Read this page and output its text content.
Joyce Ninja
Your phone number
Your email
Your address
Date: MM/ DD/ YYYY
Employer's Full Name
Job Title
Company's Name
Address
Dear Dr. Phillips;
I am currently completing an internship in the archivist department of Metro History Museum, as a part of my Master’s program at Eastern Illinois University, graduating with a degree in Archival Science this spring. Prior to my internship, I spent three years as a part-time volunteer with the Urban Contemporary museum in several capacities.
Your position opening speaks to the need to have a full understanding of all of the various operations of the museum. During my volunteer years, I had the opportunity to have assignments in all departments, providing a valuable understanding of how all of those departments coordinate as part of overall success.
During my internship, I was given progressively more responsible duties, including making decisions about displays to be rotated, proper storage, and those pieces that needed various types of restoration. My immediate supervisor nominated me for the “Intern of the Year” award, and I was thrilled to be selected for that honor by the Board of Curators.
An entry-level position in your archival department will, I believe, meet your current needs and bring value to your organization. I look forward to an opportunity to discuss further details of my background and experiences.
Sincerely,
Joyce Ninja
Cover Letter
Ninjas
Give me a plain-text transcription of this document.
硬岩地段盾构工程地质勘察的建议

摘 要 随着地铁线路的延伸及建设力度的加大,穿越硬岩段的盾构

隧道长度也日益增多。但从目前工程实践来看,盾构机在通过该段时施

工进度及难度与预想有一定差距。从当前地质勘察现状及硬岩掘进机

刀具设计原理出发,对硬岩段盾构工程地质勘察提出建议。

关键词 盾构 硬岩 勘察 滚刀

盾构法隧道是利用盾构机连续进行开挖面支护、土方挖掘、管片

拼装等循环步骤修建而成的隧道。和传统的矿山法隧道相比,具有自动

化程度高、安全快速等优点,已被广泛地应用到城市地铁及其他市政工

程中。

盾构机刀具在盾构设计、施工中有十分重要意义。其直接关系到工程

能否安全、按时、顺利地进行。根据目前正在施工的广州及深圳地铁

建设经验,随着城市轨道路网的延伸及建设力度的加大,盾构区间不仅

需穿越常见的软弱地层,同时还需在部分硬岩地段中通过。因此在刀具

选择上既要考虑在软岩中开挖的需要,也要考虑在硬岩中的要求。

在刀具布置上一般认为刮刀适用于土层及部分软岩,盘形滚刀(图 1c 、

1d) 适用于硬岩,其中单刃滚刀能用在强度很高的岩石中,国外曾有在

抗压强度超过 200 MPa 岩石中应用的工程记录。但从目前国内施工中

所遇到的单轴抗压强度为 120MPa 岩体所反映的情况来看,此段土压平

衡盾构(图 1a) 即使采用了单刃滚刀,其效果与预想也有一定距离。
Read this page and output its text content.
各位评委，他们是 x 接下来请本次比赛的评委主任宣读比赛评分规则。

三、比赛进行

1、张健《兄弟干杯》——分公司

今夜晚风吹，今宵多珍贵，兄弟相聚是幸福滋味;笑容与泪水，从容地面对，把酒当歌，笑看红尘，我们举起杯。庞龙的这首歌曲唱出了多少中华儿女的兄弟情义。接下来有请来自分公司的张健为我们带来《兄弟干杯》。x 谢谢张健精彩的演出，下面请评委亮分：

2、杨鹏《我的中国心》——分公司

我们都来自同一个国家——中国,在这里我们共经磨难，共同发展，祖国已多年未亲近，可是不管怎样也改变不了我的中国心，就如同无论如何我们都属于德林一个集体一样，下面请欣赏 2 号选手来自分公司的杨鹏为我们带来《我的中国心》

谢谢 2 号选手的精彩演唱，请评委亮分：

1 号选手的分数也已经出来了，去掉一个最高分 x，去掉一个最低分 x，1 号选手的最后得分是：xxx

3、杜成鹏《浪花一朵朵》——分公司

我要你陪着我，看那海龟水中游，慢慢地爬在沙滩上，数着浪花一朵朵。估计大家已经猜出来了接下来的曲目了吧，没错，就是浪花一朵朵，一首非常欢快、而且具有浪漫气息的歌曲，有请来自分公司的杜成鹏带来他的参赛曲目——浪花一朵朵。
○ ○ ○ ○ ○ ○ ○
● **Exercise details**: Retype exactly, please, each line from the line that contains "Give me a plain-text" through the last line of the entries above, with nothing added.

● **Result for this exercise**:
Give me a plain-text transcription of this document.
硬岩地段盾构工程地质勘察的建议

摘 要 随着地铁线路的延伸及建设力度的加大,穿越硬岩段的盾构

隧道长度也日益增多。但从目前工程实践来看,盾构机在通过该段时施

工进度及难度与预想有一定差距。从当前地质勘察现状及硬岩掘进机

刀具设计原理出发,对硬岩段盾构工程地质勘察提出建议。

关键词 盾构 硬岩 勘察 滚刀

盾构法隧道是利用盾构机连续进行开挖面支护、土方挖掘、管片

拼装等循环步骤修建而成的隧道。和传统的矿山法隧道相比,具有自动

化程度高、安全快速等优点,已被广泛地应用到城市地铁及其他市政工

程中。

盾构机刀具在盾构设计、施工中有十分重要意义。其直接关系到工程

能否安全、按时、顺利地进行。根据目前正在施工的广州及深圳地铁

建设经验,随着城市轨道路网的延伸及建设力度的加大,盾构区间不仅

需穿越常见的软弱地层,同时还需在部分硬岩地段中通过。因此在刀具

选择上既要考虑在软岩中开挖的需要,也要考虑在硬岩中的要求。

在刀具布置上一般认为刮刀适用于土层及部分软岩,盘形滚刀(图 1c 、

1d) 适用于硬岩,其中单刃滚刀能用在强度很高的岩石中,国外曾有在

抗压强度超过 200 MPa 岩石中应用的工程记录。但从目前国内施工中

所遇到的单轴抗压强度为 120MPa 岩体所反映的情况来看,此段土压平

衡盾构(图 1a) 即使采用了单刃滚刀,其效果与预想也有一定距离。
Read this page and output its text content.
各位评委，他们是 x 接下来请本次比赛的评委主任宣读比赛评分规则。

三、比赛进行

1、张健《兄弟干杯》——分公司

今夜晚风吹，今宵多珍贵，兄弟相聚是幸福滋味;笑容与泪水，从容地面对，把酒当歌，笑看红尘，我们举起杯。庞龙的这首歌曲唱出了多少中华儿女的兄弟情义。接下来有请来自分公司的张健为我们带来《兄弟干杯》。x 谢谢张健精彩的演出，下面请评委亮分：

2、杨鹏《我的中国心》——分公司

我们都来自同一个国家——中国,在这里我们共经磨难，共同发展，祖国已多年未亲近，可是不管怎样也改变不了我的中国心，就如同无论如何我们都属于德林一个集体一样，下面请欣赏 2 号选手来自分公司的杨鹏为我们带来《我的中国心》

谢谢 2 号选手的精彩演唱，请评委亮分：

1 号选手的分数也已经出来了，去掉一个最高分 x，去掉一个最低分 x，1 号选手的最后得分是：xxx

3、杜成鹏《浪花一朵朵》——分公司

我要你陪着我，看那海龟水中游，慢慢地爬在沙滩上，数着浪花一朵朵。估计大家已经猜出来了接下来的曲目了吧，没错，就是浪花一朵朵，一首非常欢快、而且具有浪漫气息的歌曲，有请来自分公司的杜成鹏带来他的参赛曲目——浪花一朵朵。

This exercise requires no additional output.